■ **Task requirements**: Copy out every line of the data exactly.

· · · ·

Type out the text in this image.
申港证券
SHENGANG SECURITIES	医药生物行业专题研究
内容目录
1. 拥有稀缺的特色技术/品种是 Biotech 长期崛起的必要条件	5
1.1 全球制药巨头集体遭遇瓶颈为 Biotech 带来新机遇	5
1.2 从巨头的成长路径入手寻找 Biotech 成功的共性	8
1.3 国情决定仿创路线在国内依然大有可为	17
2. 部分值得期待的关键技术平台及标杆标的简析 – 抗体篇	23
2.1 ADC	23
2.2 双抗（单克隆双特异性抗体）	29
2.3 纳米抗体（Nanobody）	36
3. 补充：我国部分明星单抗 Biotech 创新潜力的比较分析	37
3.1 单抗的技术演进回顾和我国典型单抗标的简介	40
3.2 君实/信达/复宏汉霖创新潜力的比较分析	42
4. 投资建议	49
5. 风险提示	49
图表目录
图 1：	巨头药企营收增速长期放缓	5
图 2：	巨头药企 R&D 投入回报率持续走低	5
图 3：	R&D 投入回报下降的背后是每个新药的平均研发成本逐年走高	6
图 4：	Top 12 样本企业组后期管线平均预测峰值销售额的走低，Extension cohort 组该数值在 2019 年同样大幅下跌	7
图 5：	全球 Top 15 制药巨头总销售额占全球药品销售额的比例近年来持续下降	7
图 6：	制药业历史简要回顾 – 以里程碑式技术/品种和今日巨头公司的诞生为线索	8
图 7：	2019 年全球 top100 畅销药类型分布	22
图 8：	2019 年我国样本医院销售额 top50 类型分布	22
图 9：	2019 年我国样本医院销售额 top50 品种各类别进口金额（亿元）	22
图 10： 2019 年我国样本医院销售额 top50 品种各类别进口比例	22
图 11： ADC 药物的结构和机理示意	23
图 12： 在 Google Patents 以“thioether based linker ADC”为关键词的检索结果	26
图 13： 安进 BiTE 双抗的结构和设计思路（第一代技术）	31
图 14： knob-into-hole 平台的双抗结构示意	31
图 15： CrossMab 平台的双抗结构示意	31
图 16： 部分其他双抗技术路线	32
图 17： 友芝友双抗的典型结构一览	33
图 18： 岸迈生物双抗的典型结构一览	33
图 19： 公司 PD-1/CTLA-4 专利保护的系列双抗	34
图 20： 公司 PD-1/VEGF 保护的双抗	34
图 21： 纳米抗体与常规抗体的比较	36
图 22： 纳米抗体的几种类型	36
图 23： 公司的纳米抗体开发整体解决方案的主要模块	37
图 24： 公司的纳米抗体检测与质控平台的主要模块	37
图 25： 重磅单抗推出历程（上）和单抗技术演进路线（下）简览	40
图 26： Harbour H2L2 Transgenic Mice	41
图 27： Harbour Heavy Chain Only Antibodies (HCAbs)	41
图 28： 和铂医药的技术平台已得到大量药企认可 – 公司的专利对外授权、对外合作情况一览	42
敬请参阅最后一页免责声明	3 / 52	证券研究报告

· · · ·

■ **Problem solution**:
Type out the text in this image.
申港证券
SHENGANG SECURITIES	医药生物行业专题研究
内容目录
1. 拥有稀缺的特色技术/品种是 Biotech 长期崛起的必要条件	5
1.1 全球制药巨头集体遭遇瓶颈为 Biotech 带来新机遇	5
1.2 从巨头的成长路径入手寻找 Biotech 成功的共性	8
1.3 国情决定仿创路线在国内依然大有可为	17
2. 部分值得期待的关键技术平台及标杆标的简析 – 抗体篇	23
2.1 ADC	23
2.2 双抗（单克隆双特异性抗体）	29
2.3 纳米抗体（Nanobody）	36
3. 补充：我国部分明星单抗 Biotech 创新潜力的比较分析	37
3.1 单抗的技术演进回顾和我国典型单抗标的简介	40
3.2 君实/信达/复宏汉霖创新潜力的比较分析	42
4. 投资建议	49
5. 风险提示	49
图表目录
图 1：	巨头药企营收增速长期放缓	5
图 2：	巨头药企 R&D 投入回报率持续走低	5
图 3：	R&D 投入回报下降的背后是每个新药的平均研发成本逐年走高	6
图 4：	Top 12 样本企业组后期管线平均预测峰值销售额的走低，Extension cohort 组该数值在 2019 年同样大幅下跌	7
图 5：	全球 Top 15 制药巨头总销售额占全球药品销售额的比例近年来持续下降	7
图 6：	制药业历史简要回顾 – 以里程碑式技术/品种和今日巨头公司的诞生为线索	8
图 7：	2019 年全球 top100 畅销药类型分布	22
图 8：	2019 年我国样本医院销售额 top50 类型分布	22
图 9：	2019 年我国样本医院销售额 top50 品种各类别进口金额（亿元）	22
图 10： 2019 年我国样本医院销售额 top50 品种各类别进口比例	22
图 11： ADC 药物的结构和机理示意	23
图 12： 在 Google Patents 以“thioether based linker ADC”为关键词的检索结果	26
图 13： 安进 BiTE 双抗的结构和设计思路（第一代技术）	31
图 14： knob-into-hole 平台的双抗结构示意	31
图 15： CrossMab 平台的双抗结构示意	31
图 16： 部分其他双抗技术路线	32
图 17： 友芝友双抗的典型结构一览	33
图 18： 岸迈生物双抗的典型结构一览	33
图 19： 公司 PD-1/CTLA-4 专利保护的系列双抗	34
图 20： 公司 PD-1/VEGF 保护的双抗	34
图 21： 纳米抗体与常规抗体的比较	36
图 22： 纳米抗体的几种类型	36
图 23： 公司的纳米抗体开发整体解决方案的主要模块	37
图 24： 公司的纳米抗体检测与质控平台的主要模块	37
图 25： 重磅单抗推出历程（上）和单抗技术演进路线（下）简览	40
图 26： Harbour H2L2 Transgenic Mice	41
图 27： Harbour Heavy Chain Only Antibodies (HCAbs)	41
图 28： 和铂医药的技术平台已得到大量药企认可 – 公司的专利对外授权、对外合作情况一览	42
敬请参阅最后一页免责声明	3 / 52	证券研究报告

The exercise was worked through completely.